Transcribe all the entries word for word, but omit the images.

===== Excerpted data =====

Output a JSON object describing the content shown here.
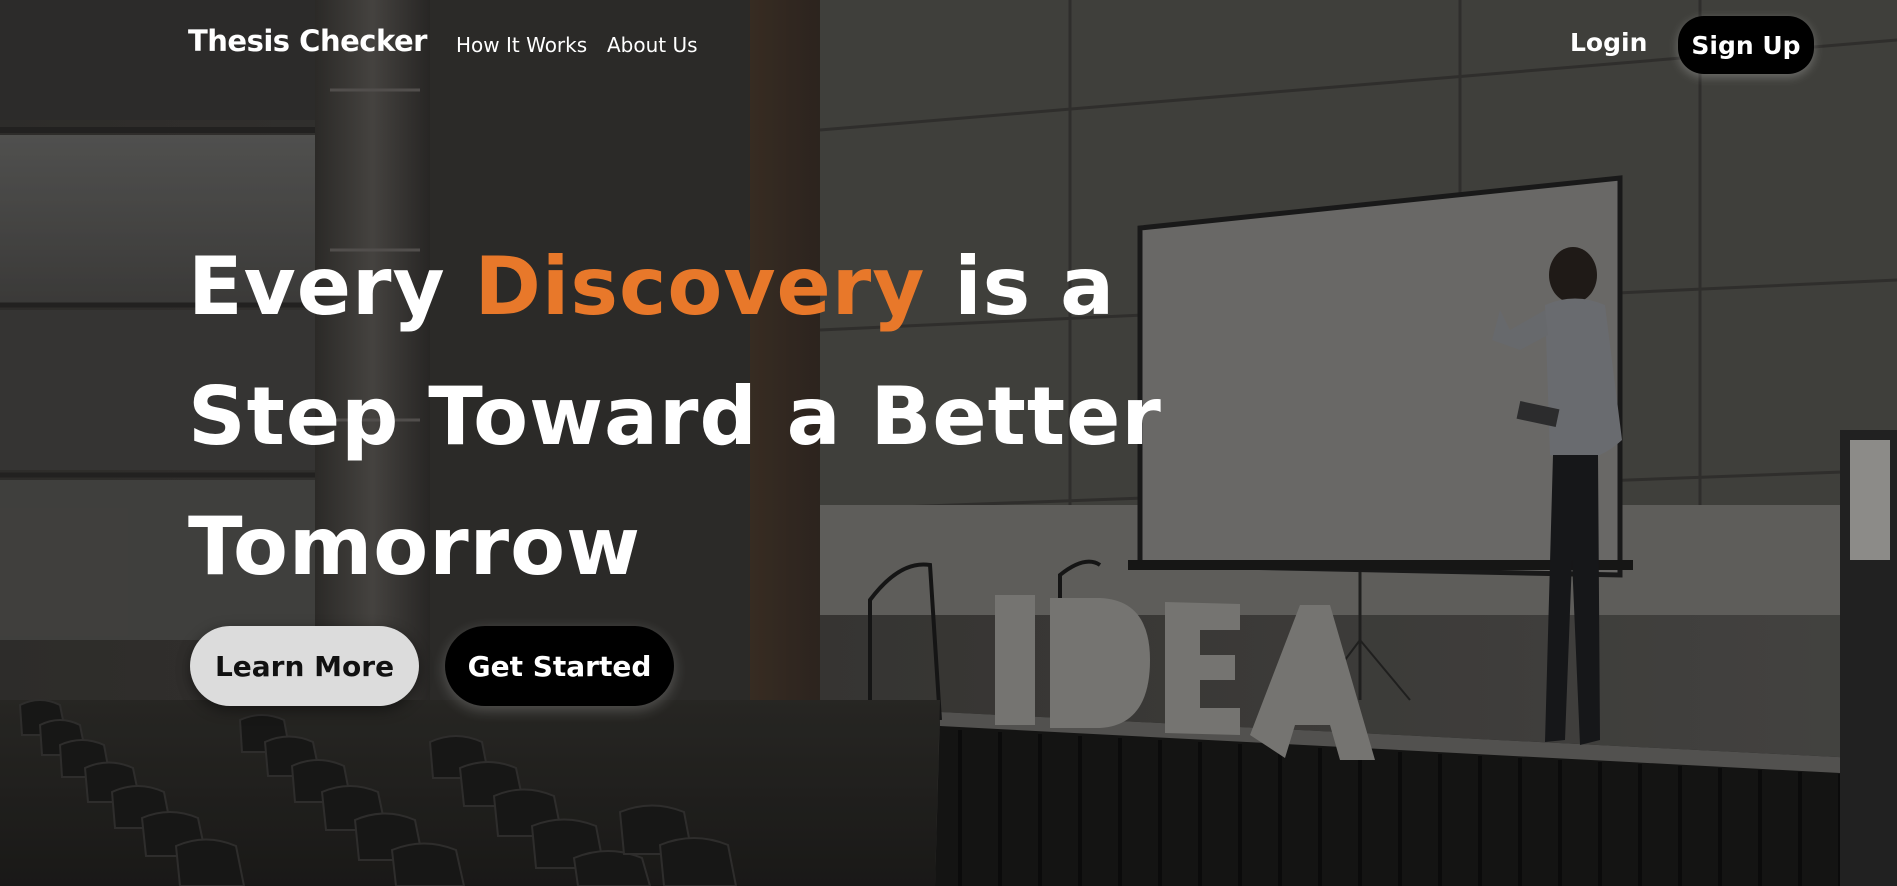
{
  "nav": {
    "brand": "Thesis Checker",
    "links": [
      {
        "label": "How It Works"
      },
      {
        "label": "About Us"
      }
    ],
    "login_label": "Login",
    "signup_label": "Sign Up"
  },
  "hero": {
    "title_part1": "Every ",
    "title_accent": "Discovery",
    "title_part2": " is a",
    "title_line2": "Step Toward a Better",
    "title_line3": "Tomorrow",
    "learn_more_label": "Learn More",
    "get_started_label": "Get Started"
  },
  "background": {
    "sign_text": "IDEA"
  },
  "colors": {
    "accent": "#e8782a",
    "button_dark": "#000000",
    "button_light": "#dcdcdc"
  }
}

=====

Right answer:
Output a JSON object describing the content shown here.
{
  "nav": {
    "brand": "Thesis Checker",
    "links": [
      {
        "label": "How It Works"
      },
      {
        "label": "About Us"
      }
    ],
    "login_label": "Login",
    "signup_label": "Sign Up"
  },
  "hero": {
    "title_part1": "Every ",
    "title_accent": "Discovery",
    "title_part2": " is a",
    "title_line2": "Step Toward a Better",
    "title_line3": "Tomorrow",
    "learn_more_label": "Learn More",
    "get_started_label": "Get Started"
  },
  "background": {
    "sign_text": "IDEA"
  },
  "colors": {
    "accent": "#e8782a",
    "button_dark": "#000000",
    "button_light": "#dcdcdc"
  }
}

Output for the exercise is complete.